Records:
-----

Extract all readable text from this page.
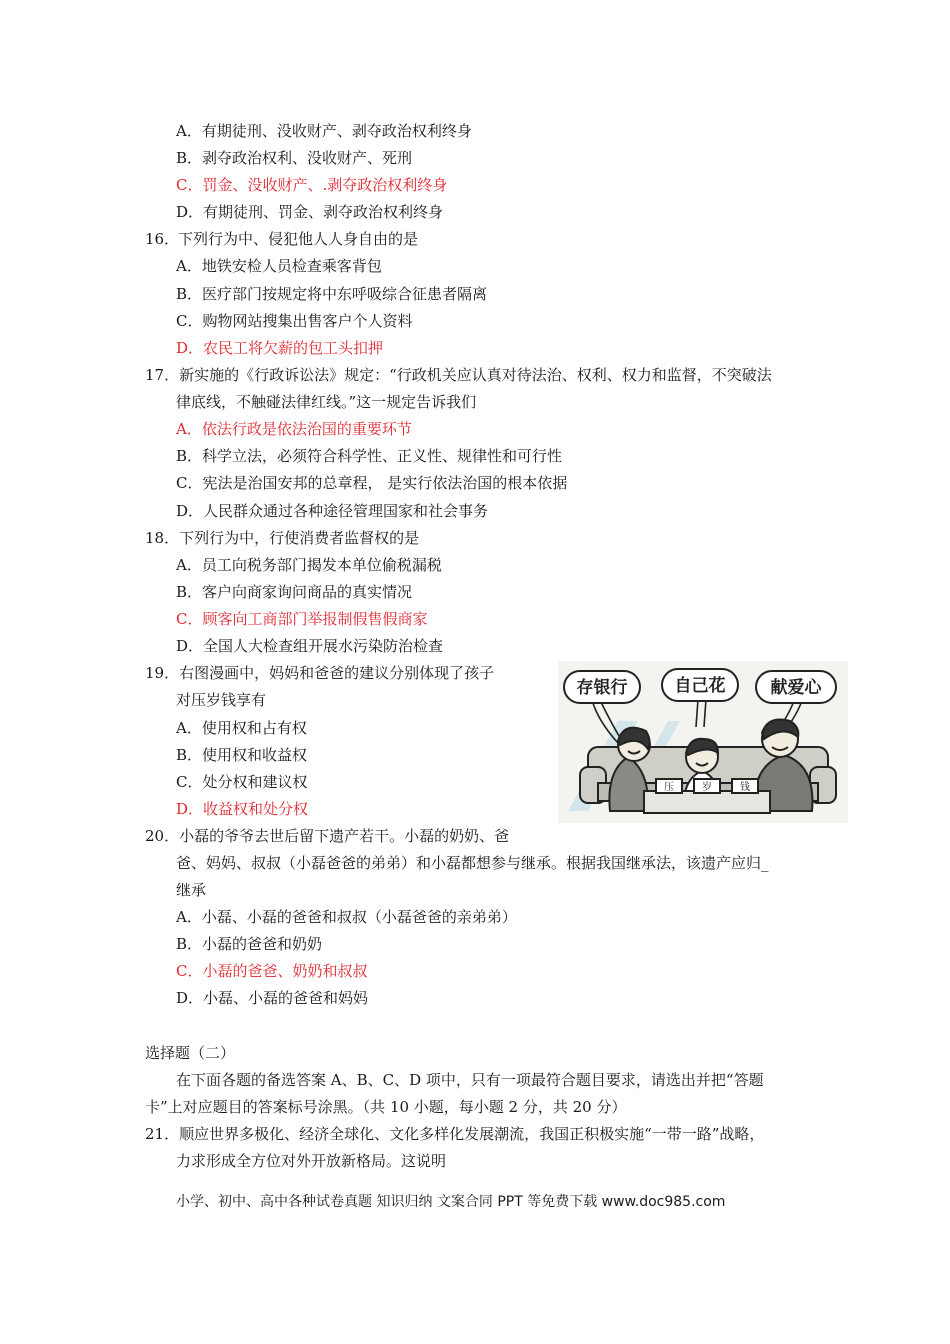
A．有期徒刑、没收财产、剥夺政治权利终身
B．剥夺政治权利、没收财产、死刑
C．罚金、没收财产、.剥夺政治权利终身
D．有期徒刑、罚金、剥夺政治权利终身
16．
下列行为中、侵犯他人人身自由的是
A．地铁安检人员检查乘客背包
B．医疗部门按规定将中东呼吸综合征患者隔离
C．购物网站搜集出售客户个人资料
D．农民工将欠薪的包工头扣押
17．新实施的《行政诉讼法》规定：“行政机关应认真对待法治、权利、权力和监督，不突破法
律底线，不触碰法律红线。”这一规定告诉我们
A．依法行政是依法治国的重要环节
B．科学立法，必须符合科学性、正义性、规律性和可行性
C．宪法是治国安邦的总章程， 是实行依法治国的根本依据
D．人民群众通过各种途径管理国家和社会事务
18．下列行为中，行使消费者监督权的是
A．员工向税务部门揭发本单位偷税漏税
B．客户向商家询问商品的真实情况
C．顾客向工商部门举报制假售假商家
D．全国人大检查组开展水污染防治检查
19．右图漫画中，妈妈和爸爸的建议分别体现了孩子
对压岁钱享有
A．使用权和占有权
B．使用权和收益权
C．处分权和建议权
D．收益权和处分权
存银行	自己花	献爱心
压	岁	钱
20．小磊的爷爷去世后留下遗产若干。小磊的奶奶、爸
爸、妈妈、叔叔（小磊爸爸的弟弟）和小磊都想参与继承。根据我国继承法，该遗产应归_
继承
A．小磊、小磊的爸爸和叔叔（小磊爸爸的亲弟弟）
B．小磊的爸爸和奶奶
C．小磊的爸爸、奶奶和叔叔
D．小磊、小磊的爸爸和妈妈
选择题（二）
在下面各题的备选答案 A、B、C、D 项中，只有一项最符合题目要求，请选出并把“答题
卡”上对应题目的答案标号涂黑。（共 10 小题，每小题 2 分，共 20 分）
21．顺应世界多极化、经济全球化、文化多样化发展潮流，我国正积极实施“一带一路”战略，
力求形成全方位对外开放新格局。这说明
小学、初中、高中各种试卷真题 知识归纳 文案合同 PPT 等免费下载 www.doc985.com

-----

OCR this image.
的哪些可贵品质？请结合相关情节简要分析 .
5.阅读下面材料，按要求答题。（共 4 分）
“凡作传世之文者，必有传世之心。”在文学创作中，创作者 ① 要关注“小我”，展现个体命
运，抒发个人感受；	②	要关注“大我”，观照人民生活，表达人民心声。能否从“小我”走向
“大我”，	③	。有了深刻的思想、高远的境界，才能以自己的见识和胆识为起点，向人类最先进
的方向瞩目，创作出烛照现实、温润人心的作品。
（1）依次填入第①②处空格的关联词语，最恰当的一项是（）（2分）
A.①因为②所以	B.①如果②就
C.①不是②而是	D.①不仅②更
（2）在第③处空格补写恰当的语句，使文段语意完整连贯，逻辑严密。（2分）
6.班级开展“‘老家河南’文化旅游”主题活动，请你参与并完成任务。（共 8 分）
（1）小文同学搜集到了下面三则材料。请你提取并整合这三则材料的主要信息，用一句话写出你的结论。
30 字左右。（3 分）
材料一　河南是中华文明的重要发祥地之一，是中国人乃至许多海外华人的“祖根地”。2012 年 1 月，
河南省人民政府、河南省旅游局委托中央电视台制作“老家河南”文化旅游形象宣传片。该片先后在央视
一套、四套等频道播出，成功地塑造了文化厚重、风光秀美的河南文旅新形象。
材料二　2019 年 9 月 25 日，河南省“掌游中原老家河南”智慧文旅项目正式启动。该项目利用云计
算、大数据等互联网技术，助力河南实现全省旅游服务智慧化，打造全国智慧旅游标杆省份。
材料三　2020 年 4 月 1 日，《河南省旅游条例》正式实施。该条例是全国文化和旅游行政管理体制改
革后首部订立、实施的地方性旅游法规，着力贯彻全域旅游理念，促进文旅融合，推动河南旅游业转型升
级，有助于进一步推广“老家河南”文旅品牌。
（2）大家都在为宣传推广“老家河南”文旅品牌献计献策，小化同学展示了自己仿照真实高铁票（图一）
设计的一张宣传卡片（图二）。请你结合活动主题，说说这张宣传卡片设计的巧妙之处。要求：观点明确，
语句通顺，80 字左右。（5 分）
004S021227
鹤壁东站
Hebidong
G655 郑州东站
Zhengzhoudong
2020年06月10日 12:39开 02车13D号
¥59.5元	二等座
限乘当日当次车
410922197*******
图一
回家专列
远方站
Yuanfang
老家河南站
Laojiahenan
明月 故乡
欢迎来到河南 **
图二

-----

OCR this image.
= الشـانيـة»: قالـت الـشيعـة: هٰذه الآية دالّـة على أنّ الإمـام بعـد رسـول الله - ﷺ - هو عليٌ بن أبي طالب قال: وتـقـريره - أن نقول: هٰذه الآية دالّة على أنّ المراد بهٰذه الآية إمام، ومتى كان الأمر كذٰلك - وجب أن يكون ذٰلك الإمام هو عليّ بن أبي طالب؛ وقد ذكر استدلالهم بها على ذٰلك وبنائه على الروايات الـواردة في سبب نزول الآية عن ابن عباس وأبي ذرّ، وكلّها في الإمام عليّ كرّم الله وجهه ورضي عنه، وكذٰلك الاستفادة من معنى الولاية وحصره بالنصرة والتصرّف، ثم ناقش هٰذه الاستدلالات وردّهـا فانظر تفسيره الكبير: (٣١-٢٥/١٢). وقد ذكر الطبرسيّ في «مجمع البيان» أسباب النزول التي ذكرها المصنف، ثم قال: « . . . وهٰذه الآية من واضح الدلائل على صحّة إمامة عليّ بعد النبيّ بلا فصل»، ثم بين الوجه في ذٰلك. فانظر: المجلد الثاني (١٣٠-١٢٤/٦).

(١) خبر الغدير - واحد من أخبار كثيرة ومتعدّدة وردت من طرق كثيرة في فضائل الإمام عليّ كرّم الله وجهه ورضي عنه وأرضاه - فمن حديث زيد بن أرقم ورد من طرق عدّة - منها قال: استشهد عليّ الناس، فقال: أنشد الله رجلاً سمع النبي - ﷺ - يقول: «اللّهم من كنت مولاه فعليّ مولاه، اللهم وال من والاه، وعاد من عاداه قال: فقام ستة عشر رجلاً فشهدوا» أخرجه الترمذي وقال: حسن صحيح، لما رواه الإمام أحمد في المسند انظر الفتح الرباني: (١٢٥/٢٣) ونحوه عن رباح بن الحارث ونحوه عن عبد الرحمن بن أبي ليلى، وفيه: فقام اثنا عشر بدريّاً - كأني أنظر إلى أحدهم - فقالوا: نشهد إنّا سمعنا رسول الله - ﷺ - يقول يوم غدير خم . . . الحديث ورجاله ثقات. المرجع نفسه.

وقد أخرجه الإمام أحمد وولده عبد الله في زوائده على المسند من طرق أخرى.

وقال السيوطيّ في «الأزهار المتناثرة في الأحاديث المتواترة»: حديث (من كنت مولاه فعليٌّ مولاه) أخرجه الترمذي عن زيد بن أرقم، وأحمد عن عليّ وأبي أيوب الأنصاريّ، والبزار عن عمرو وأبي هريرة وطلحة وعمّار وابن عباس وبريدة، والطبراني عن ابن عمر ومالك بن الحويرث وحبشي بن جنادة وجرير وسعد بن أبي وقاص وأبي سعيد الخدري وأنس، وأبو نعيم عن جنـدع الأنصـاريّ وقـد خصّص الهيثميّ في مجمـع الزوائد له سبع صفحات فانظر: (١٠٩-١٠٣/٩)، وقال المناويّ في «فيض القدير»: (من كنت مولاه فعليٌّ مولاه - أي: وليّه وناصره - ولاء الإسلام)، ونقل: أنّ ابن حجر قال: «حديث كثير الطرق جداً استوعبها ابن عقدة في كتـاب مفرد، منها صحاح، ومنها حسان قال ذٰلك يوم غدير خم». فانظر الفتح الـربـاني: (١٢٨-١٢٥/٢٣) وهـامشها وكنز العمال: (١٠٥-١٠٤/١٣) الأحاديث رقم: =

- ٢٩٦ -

-----

Prompt: In the lines above, find each one with "剥夺政治权利终身" and list it.

Output of the exercise:
A．有期徒刑、没收财产、剥夺政治权利终身
C．罚金、没收财产、.剥夺政治权利终身
D．有期徒刑、罚金、剥夺政治权利终身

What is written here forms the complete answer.